**Your objective:** Every line below must be reproduced exactly. Copy them all.

(Entries taken from a collection)
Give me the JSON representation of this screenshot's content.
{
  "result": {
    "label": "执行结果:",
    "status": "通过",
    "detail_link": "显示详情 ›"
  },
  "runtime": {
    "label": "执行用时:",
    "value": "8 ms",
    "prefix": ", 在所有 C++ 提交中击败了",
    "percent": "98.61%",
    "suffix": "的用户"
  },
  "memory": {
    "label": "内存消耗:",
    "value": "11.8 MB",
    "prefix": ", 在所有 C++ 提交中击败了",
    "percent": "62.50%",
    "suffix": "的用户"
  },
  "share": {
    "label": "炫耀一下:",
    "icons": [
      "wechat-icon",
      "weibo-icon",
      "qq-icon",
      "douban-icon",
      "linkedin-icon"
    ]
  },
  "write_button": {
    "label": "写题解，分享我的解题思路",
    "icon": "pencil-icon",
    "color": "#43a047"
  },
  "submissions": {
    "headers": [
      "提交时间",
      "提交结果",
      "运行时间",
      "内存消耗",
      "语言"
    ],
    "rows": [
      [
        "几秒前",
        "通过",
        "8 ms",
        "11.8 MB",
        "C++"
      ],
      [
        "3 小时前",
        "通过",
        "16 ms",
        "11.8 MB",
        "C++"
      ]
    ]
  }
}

**Reply:**
Give me the JSON representation of this screenshot's content.
{
  "result": {
    "label": "执行结果:",
    "status": "通过",
    "detail_link": "显示详情 ›"
  },
  "runtime": {
    "label": "执行用时:",
    "value": "8 ms",
    "prefix": ", 在所有 C++ 提交中击败了",
    "percent": "98.61%",
    "suffix": "的用户"
  },
  "memory": {
    "label": "内存消耗:",
    "value": "11.8 MB",
    "prefix": ", 在所有 C++ 提交中击败了",
    "percent": "62.50%",
    "suffix": "的用户"
  },
  "share": {
    "label": "炫耀一下:",
    "icons": [
      "wechat-icon",
      "weibo-icon",
      "qq-icon",
      "douban-icon",
      "linkedin-icon"
    ]
  },
  "write_button": {
    "label": "写题解，分享我的解题思路",
    "icon": "pencil-icon",
    "color": "#43a047"
  },
  "submissions": {
    "headers": [
      "提交时间",
      "提交结果",
      "运行时间",
      "内存消耗",
      "语言"
    ],
    "rows": [
      [
        "几秒前",
        "通过",
        "8 ms",
        "11.8 MB",
        "C++"
      ],
      [
        "3 小时前",
        "通过",
        "16 ms",
        "11.8 MB",
        "C++"
      ]
    ]
  }
}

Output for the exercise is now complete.